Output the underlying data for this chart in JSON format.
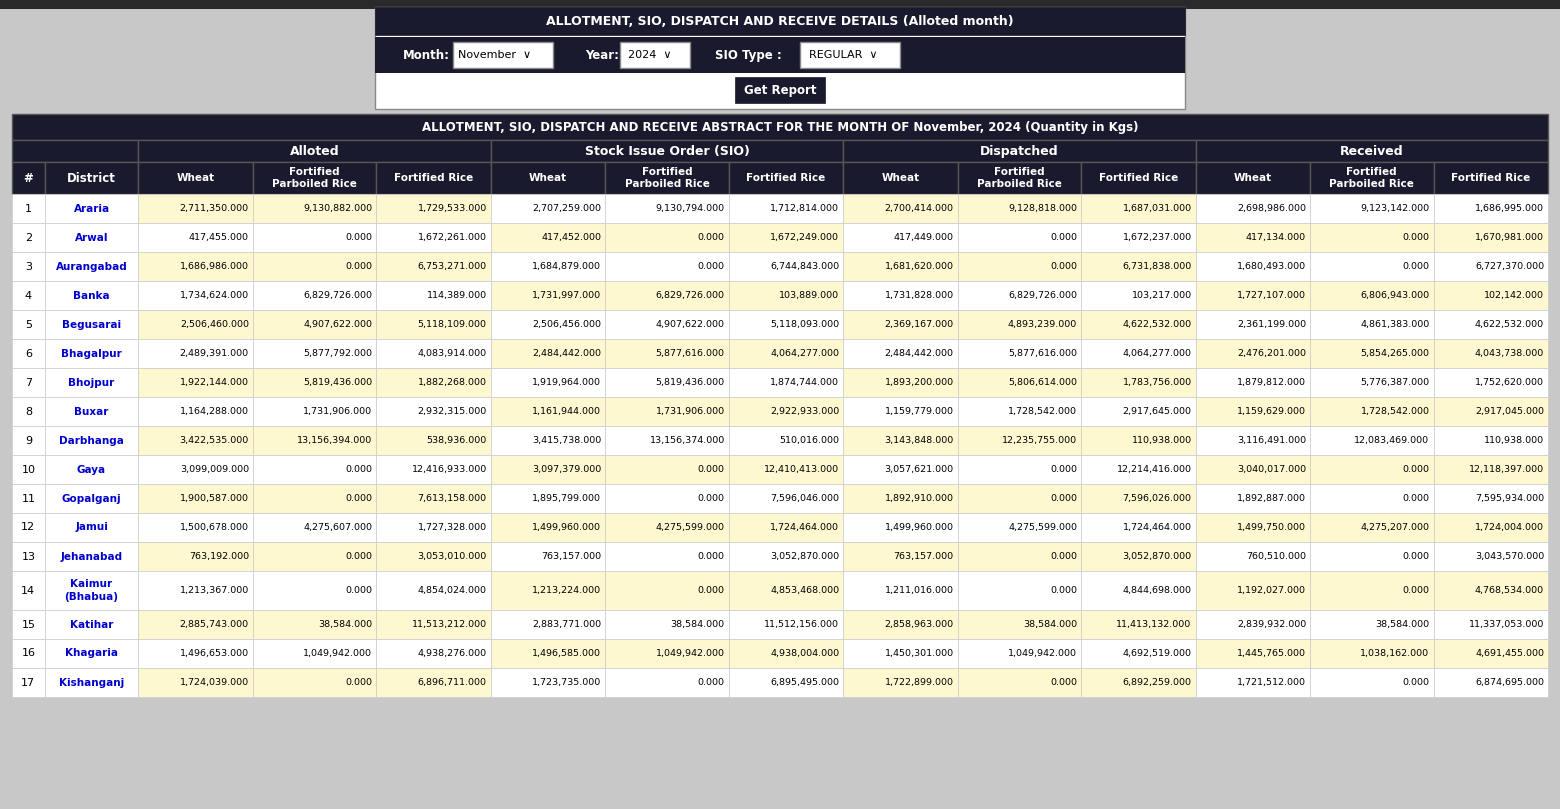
{
  "title": "ALLOTMENT, SIO, DISPATCH AND RECEIVE ABSTRACT FOR THE MONTH OF November, 2024 (Quantity in Kgs)",
  "form_title": "ALLOTMENT, SIO, DISPATCH AND RECEIVE DETAILS (Alloted month)",
  "form_month": "November",
  "form_year": "2024",
  "form_sio": "REGULAR",
  "form_btn": "Get Report",
  "page_bg": "#c8c8c8",
  "form_bg": "#1a1a2e",
  "form_panel_bg": "#e8e8e8",
  "header_bg": "#1a1a2e",
  "header_text": "#ffffff",
  "col_groups": [
    "Alloted",
    "Stock Issue Order (SIO)",
    "Dispatched",
    "Received"
  ],
  "sub_cols": [
    "Wheat",
    "Fortified\nParboiled Rice",
    "Fortified Rice"
  ],
  "alt_row_bg1": "#fdf8d0",
  "alt_row_bg2": "#ffffff",
  "link_color": "#0000cc",
  "rows": [
    {
      "num": 1,
      "district": "Araria",
      "data": [
        2711350.0,
        9130882.0,
        1729533.0,
        2707259.0,
        9130794.0,
        1712814.0,
        2700414.0,
        9128818.0,
        1687031.0,
        2698986.0,
        9123142.0,
        1686995.0
      ]
    },
    {
      "num": 2,
      "district": "Arwal",
      "data": [
        417455.0,
        0.0,
        1672261.0,
        417452.0,
        0.0,
        1672249.0,
        417449.0,
        0.0,
        1672237.0,
        417134.0,
        0.0,
        1670981.0
      ]
    },
    {
      "num": 3,
      "district": "Aurangabad",
      "data": [
        1686986.0,
        0.0,
        6753271.0,
        1684879.0,
        0.0,
        6744843.0,
        1681620.0,
        0.0,
        6731838.0,
        1680493.0,
        0.0,
        6727370.0
      ]
    },
    {
      "num": 4,
      "district": "Banka",
      "data": [
        1734624.0,
        6829726.0,
        114389.0,
        1731997.0,
        6829726.0,
        103889.0,
        1731828.0,
        6829726.0,
        103217.0,
        1727107.0,
        6806943.0,
        102142.0
      ]
    },
    {
      "num": 5,
      "district": "Begusarai",
      "data": [
        2506460.0,
        4907622.0,
        5118109.0,
        2506456.0,
        4907622.0,
        5118093.0,
        2369167.0,
        4893239.0,
        4622532.0,
        2361199.0,
        4861383.0,
        4622532.0
      ]
    },
    {
      "num": 6,
      "district": "Bhagalpur",
      "data": [
        2489391.0,
        5877792.0,
        4083914.0,
        2484442.0,
        5877616.0,
        4064277.0,
        2484442.0,
        5877616.0,
        4064277.0,
        2476201.0,
        5854265.0,
        4043738.0
      ]
    },
    {
      "num": 7,
      "district": "Bhojpur",
      "data": [
        1922144.0,
        5819436.0,
        1882268.0,
        1919964.0,
        5819436.0,
        1874744.0,
        1893200.0,
        5806614.0,
        1783756.0,
        1879812.0,
        5776387.0,
        1752620.0
      ]
    },
    {
      "num": 8,
      "district": "Buxar",
      "data": [
        1164288.0,
        1731906.0,
        2932315.0,
        1161944.0,
        1731906.0,
        2922933.0,
        1159779.0,
        1728542.0,
        2917645.0,
        1159629.0,
        1728542.0,
        2917045.0
      ]
    },
    {
      "num": 9,
      "district": "Darbhanga",
      "data": [
        3422535.0,
        13156394.0,
        538936.0,
        3415738.0,
        13156374.0,
        510016.0,
        3143848.0,
        12235755.0,
        110938.0,
        3116491.0,
        12083469.0,
        110938.0
      ]
    },
    {
      "num": 10,
      "district": "Gaya",
      "data": [
        3099009.0,
        0.0,
        12416933.0,
        3097379.0,
        0.0,
        12410413.0,
        3057621.0,
        0.0,
        12214416.0,
        3040017.0,
        0.0,
        12118397.0
      ]
    },
    {
      "num": 11,
      "district": "Gopalganj",
      "data": [
        1900587.0,
        0.0,
        7613158.0,
        1895799.0,
        0.0,
        7596046.0,
        1892910.0,
        0.0,
        7596026.0,
        1892887.0,
        0.0,
        7595934.0
      ]
    },
    {
      "num": 12,
      "district": "Jamui",
      "data": [
        1500678.0,
        4275607.0,
        1727328.0,
        1499960.0,
        4275599.0,
        1724464.0,
        1499960.0,
        4275599.0,
        1724464.0,
        1499750.0,
        4275207.0,
        1724004.0
      ]
    },
    {
      "num": 13,
      "district": "Jehanabad",
      "data": [
        763192.0,
        0.0,
        3053010.0,
        763157.0,
        0.0,
        3052870.0,
        763157.0,
        0.0,
        3052870.0,
        760510.0,
        0.0,
        3043570.0
      ]
    },
    {
      "num": 14,
      "district": "Kaimur\n(Bhabua)",
      "data": [
        1213367.0,
        0.0,
        4854024.0,
        1213224.0,
        0.0,
        4853468.0,
        1211016.0,
        0.0,
        4844698.0,
        1192027.0,
        0.0,
        4768534.0
      ]
    },
    {
      "num": 15,
      "district": "Katihar",
      "data": [
        2885743.0,
        38584.0,
        11513212.0,
        2883771.0,
        38584.0,
        11512156.0,
        2858963.0,
        38584.0,
        11413132.0,
        2839932.0,
        38584.0,
        11337053.0
      ]
    },
    {
      "num": 16,
      "district": "Khagaria",
      "data": [
        1496653.0,
        1049942.0,
        4938276.0,
        1496585.0,
        1049942.0,
        4938004.0,
        1450301.0,
        1049942.0,
        4692519.0,
        1445765.0,
        1038162.0,
        4691455.0
      ]
    },
    {
      "num": 17,
      "district": "Kishanganj",
      "data": [
        1724039.0,
        0.0,
        6896711.0,
        1723735.0,
        0.0,
        6895495.0,
        1722899.0,
        0.0,
        6892259.0,
        1721512.0,
        0.0,
        6874695.0
      ]
    }
  ]
}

--------

THE PROBLEM: Without the pictures, retype the whole of the material above exactly.

OUTPUT:
Output the underlying data for this chart in JSON format.
{
  "title": "ALLOTMENT, SIO, DISPATCH AND RECEIVE ABSTRACT FOR THE MONTH OF November, 2024 (Quantity in Kgs)",
  "form_title": "ALLOTMENT, SIO, DISPATCH AND RECEIVE DETAILS (Alloted month)",
  "form_month": "November",
  "form_year": "2024",
  "form_sio": "REGULAR",
  "form_btn": "Get Report",
  "page_bg": "#c8c8c8",
  "form_bg": "#1a1a2e",
  "form_panel_bg": "#e8e8e8",
  "header_bg": "#1a1a2e",
  "header_text": "#ffffff",
  "col_groups": [
    "Alloted",
    "Stock Issue Order (SIO)",
    "Dispatched",
    "Received"
  ],
  "sub_cols": [
    "Wheat",
    "Fortified\nParboiled Rice",
    "Fortified Rice"
  ],
  "alt_row_bg1": "#fdf8d0",
  "alt_row_bg2": "#ffffff",
  "link_color": "#0000cc",
  "rows": [
    {
      "num": 1,
      "district": "Araria",
      "data": [
        2711350.0,
        9130882.0,
        1729533.0,
        2707259.0,
        9130794.0,
        1712814.0,
        2700414.0,
        9128818.0,
        1687031.0,
        2698986.0,
        9123142.0,
        1686995.0
      ]
    },
    {
      "num": 2,
      "district": "Arwal",
      "data": [
        417455.0,
        0.0,
        1672261.0,
        417452.0,
        0.0,
        1672249.0,
        417449.0,
        0.0,
        1672237.0,
        417134.0,
        0.0,
        1670981.0
      ]
    },
    {
      "num": 3,
      "district": "Aurangabad",
      "data": [
        1686986.0,
        0.0,
        6753271.0,
        1684879.0,
        0.0,
        6744843.0,
        1681620.0,
        0.0,
        6731838.0,
        1680493.0,
        0.0,
        6727370.0
      ]
    },
    {
      "num": 4,
      "district": "Banka",
      "data": [
        1734624.0,
        6829726.0,
        114389.0,
        1731997.0,
        6829726.0,
        103889.0,
        1731828.0,
        6829726.0,
        103217.0,
        1727107.0,
        6806943.0,
        102142.0
      ]
    },
    {
      "num": 5,
      "district": "Begusarai",
      "data": [
        2506460.0,
        4907622.0,
        5118109.0,
        2506456.0,
        4907622.0,
        5118093.0,
        2369167.0,
        4893239.0,
        4622532.0,
        2361199.0,
        4861383.0,
        4622532.0
      ]
    },
    {
      "num": 6,
      "district": "Bhagalpur",
      "data": [
        2489391.0,
        5877792.0,
        4083914.0,
        2484442.0,
        5877616.0,
        4064277.0,
        2484442.0,
        5877616.0,
        4064277.0,
        2476201.0,
        5854265.0,
        4043738.0
      ]
    },
    {
      "num": 7,
      "district": "Bhojpur",
      "data": [
        1922144.0,
        5819436.0,
        1882268.0,
        1919964.0,
        5819436.0,
        1874744.0,
        1893200.0,
        5806614.0,
        1783756.0,
        1879812.0,
        5776387.0,
        1752620.0
      ]
    },
    {
      "num": 8,
      "district": "Buxar",
      "data": [
        1164288.0,
        1731906.0,
        2932315.0,
        1161944.0,
        1731906.0,
        2922933.0,
        1159779.0,
        1728542.0,
        2917645.0,
        1159629.0,
        1728542.0,
        2917045.0
      ]
    },
    {
      "num": 9,
      "district": "Darbhanga",
      "data": [
        3422535.0,
        13156394.0,
        538936.0,
        3415738.0,
        13156374.0,
        510016.0,
        3143848.0,
        12235755.0,
        110938.0,
        3116491.0,
        12083469.0,
        110938.0
      ]
    },
    {
      "num": 10,
      "district": "Gaya",
      "data": [
        3099009.0,
        0.0,
        12416933.0,
        3097379.0,
        0.0,
        12410413.0,
        3057621.0,
        0.0,
        12214416.0,
        3040017.0,
        0.0,
        12118397.0
      ]
    },
    {
      "num": 11,
      "district": "Gopalganj",
      "data": [
        1900587.0,
        0.0,
        7613158.0,
        1895799.0,
        0.0,
        7596046.0,
        1892910.0,
        0.0,
        7596026.0,
        1892887.0,
        0.0,
        7595934.0
      ]
    },
    {
      "num": 12,
      "district": "Jamui",
      "data": [
        1500678.0,
        4275607.0,
        1727328.0,
        1499960.0,
        4275599.0,
        1724464.0,
        1499960.0,
        4275599.0,
        1724464.0,
        1499750.0,
        4275207.0,
        1724004.0
      ]
    },
    {
      "num": 13,
      "district": "Jehanabad",
      "data": [
        763192.0,
        0.0,
        3053010.0,
        763157.0,
        0.0,
        3052870.0,
        763157.0,
        0.0,
        3052870.0,
        760510.0,
        0.0,
        3043570.0
      ]
    },
    {
      "num": 14,
      "district": "Kaimur\n(Bhabua)",
      "data": [
        1213367.0,
        0.0,
        4854024.0,
        1213224.0,
        0.0,
        4853468.0,
        1211016.0,
        0.0,
        4844698.0,
        1192027.0,
        0.0,
        4768534.0
      ]
    },
    {
      "num": 15,
      "district": "Katihar",
      "data": [
        2885743.0,
        38584.0,
        11513212.0,
        2883771.0,
        38584.0,
        11512156.0,
        2858963.0,
        38584.0,
        11413132.0,
        2839932.0,
        38584.0,
        11337053.0
      ]
    },
    {
      "num": 16,
      "district": "Khagaria",
      "data": [
        1496653.0,
        1049942.0,
        4938276.0,
        1496585.0,
        1049942.0,
        4938004.0,
        1450301.0,
        1049942.0,
        4692519.0,
        1445765.0,
        1038162.0,
        4691455.0
      ]
    },
    {
      "num": 17,
      "district": "Kishanganj",
      "data": [
        1724039.0,
        0.0,
        6896711.0,
        1723735.0,
        0.0,
        6895495.0,
        1722899.0,
        0.0,
        6892259.0,
        1721512.0,
        0.0,
        6874695.0
      ]
    }
  ]
}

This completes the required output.